* BEGIN *
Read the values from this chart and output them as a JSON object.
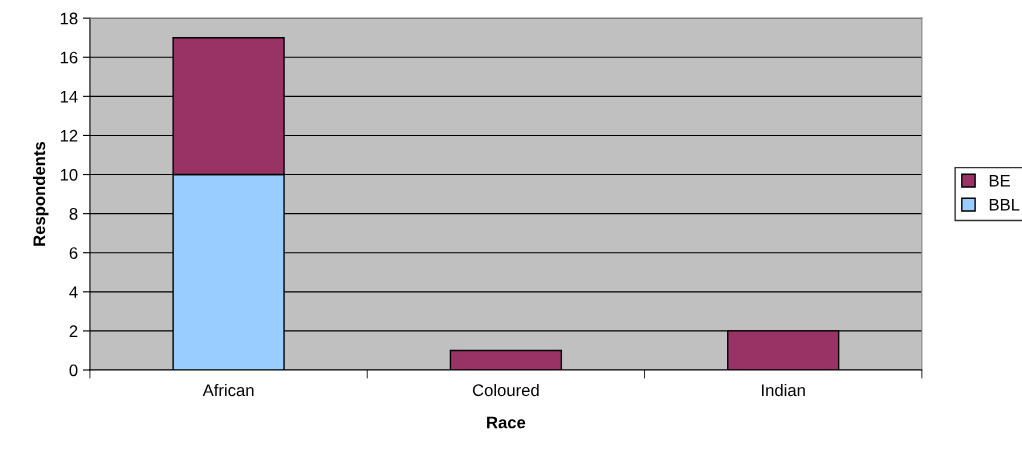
{
  "chart_data": {
    "type": "bar",
    "stacked": true,
    "xlabel": "Race",
    "ylabel": "Respondents",
    "categories": [
      "African",
      "Coloured",
      "Indian"
    ],
    "series": [
      {
        "name": "BBL",
        "color": "#99ccff",
        "values": [
          10,
          0,
          0
        ]
      },
      {
        "name": "BE",
        "color": "#993366",
        "values": [
          7,
          1,
          2
        ]
      }
    ],
    "ylim": [
      0,
      18
    ],
    "yticks": [
      0,
      2,
      4,
      6,
      8,
      10,
      12,
      14,
      16,
      18
    ],
    "grid": "y",
    "legend": "right"
  }
}
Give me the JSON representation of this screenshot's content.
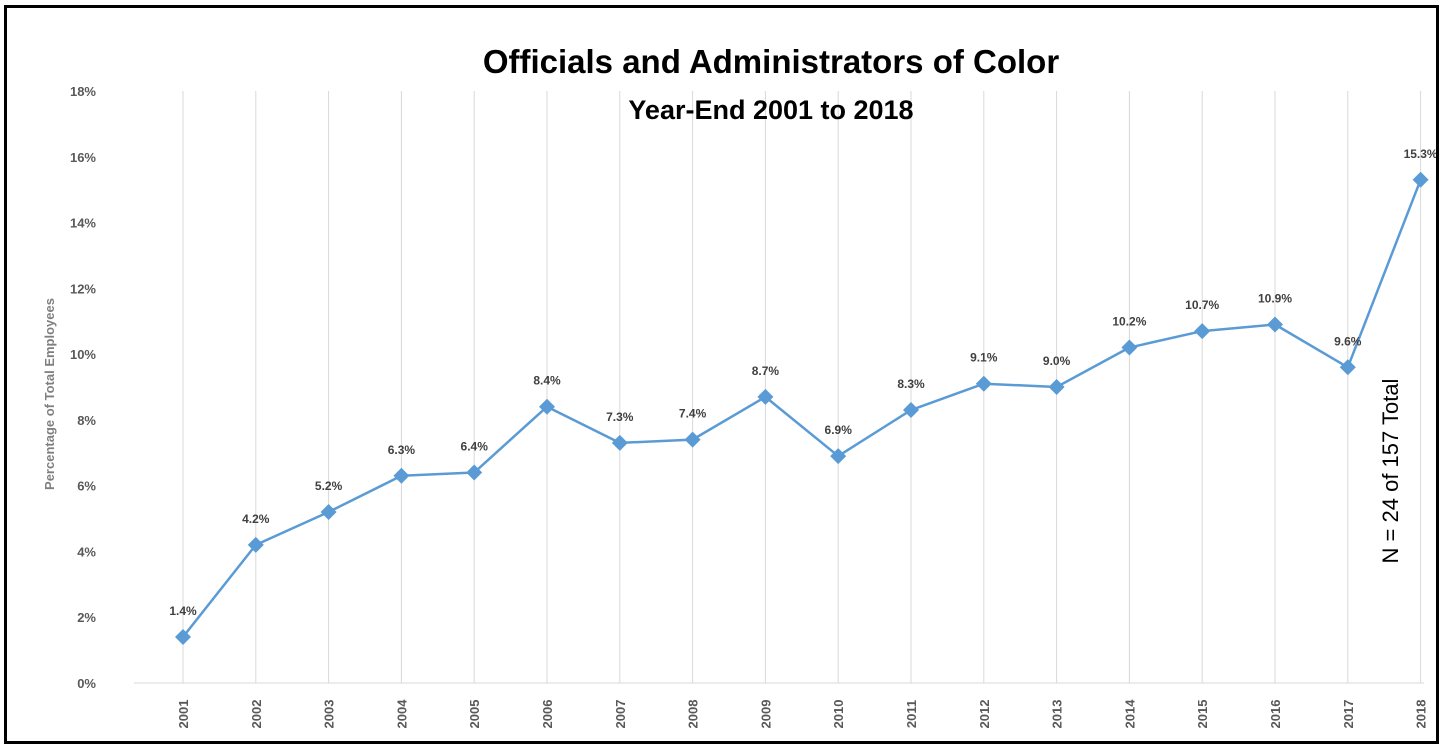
{
  "chart_data": {
    "type": "line",
    "title": "Officials and Administrators of Color",
    "subtitle": "Year-End 2001 to 2018",
    "xlabel": "",
    "ylabel": "Percentage of Total Employees",
    "categories": [
      "2001",
      "2002",
      "2003",
      "2004",
      "2005",
      "2006",
      "2007",
      "2008",
      "2009",
      "2010",
      "2011",
      "2012",
      "2013",
      "2014",
      "2015",
      "2016",
      "2017",
      "2018"
    ],
    "series": [
      {
        "values": [
          1.4,
          4.2,
          5.2,
          6.3,
          6.4,
          8.4,
          7.3,
          7.4,
          8.7,
          6.9,
          8.3,
          9.1,
          9.0,
          10.2,
          10.7,
          10.9,
          9.6,
          15.3
        ],
        "labels": [
          "1.4%",
          "4.2%",
          "5.2%",
          "6.3%",
          "6.4%",
          "8.4%",
          "7.3%",
          "7.4%",
          "8.7%",
          "6.9%",
          "8.3%",
          "9.1%",
          "9.0%",
          "10.2%",
          "10.7%",
          "10.9%",
          "9.6%",
          "15.3%"
        ],
        "color": "#5b9bd5",
        "marker": "diamond"
      }
    ],
    "ylim": [
      0,
      18
    ],
    "yticks": [
      0,
      2,
      4,
      6,
      8,
      10,
      12,
      14,
      16,
      18
    ],
    "ytick_labels": [
      "0%",
      "2%",
      "4%",
      "6%",
      "8%",
      "10%",
      "12%",
      "14%",
      "16%",
      "18%"
    ],
    "grid": "vertical",
    "grid_color": "#d9d9d9",
    "annotation": "N = 24 of 157 Total"
  }
}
* END *
Please repeat the entries exactly. Do not include the pictures.

* **Output for this task**:
Read the values from this chart and output them as a JSON object.
{
  "chart_data": {
    "type": "bar",
    "stacked": true,
    "xlabel": "Race",
    "ylabel": "Respondents",
    "categories": [
      "African",
      "Coloured",
      "Indian"
    ],
    "series": [
      {
        "name": "BBL",
        "color": "#99ccff",
        "values": [
          10,
          0,
          0
        ]
      },
      {
        "name": "BE",
        "color": "#993366",
        "values": [
          7,
          1,
          2
        ]
      }
    ],
    "ylim": [
      0,
      18
    ],
    "yticks": [
      0,
      2,
      4,
      6,
      8,
      10,
      12,
      14,
      16,
      18
    ],
    "grid": "y",
    "legend": "right"
  }
}
Give me the JSON representation of this screenshot's content.
{
  "chart_data": {
    "type": "line",
    "title": "Officials and Administrators of Color",
    "subtitle": "Year-End 2001 to 2018",
    "xlabel": "",
    "ylabel": "Percentage of Total Employees",
    "categories": [
      "2001",
      "2002",
      "2003",
      "2004",
      "2005",
      "2006",
      "2007",
      "2008",
      "2009",
      "2010",
      "2011",
      "2012",
      "2013",
      "2014",
      "2015",
      "2016",
      "2017",
      "2018"
    ],
    "series": [
      {
        "values": [
          1.4,
          4.2,
          5.2,
          6.3,
          6.4,
          8.4,
          7.3,
          7.4,
          8.7,
          6.9,
          8.3,
          9.1,
          9.0,
          10.2,
          10.7,
          10.9,
          9.6,
          15.3
        ],
        "labels": [
          "1.4%",
          "4.2%",
          "5.2%",
          "6.3%",
          "6.4%",
          "8.4%",
          "7.3%",
          "7.4%",
          "8.7%",
          "6.9%",
          "8.3%",
          "9.1%",
          "9.0%",
          "10.2%",
          "10.7%",
          "10.9%",
          "9.6%",
          "15.3%"
        ],
        "color": "#5b9bd5",
        "marker": "diamond"
      }
    ],
    "ylim": [
      0,
      18
    ],
    "yticks": [
      0,
      2,
      4,
      6,
      8,
      10,
      12,
      14,
      16,
      18
    ],
    "ytick_labels": [
      "0%",
      "2%",
      "4%",
      "6%",
      "8%",
      "10%",
      "12%",
      "14%",
      "16%",
      "18%"
    ],
    "grid": "vertical",
    "grid_color": "#d9d9d9",
    "annotation": "N = 24 of 157 Total"
  }
}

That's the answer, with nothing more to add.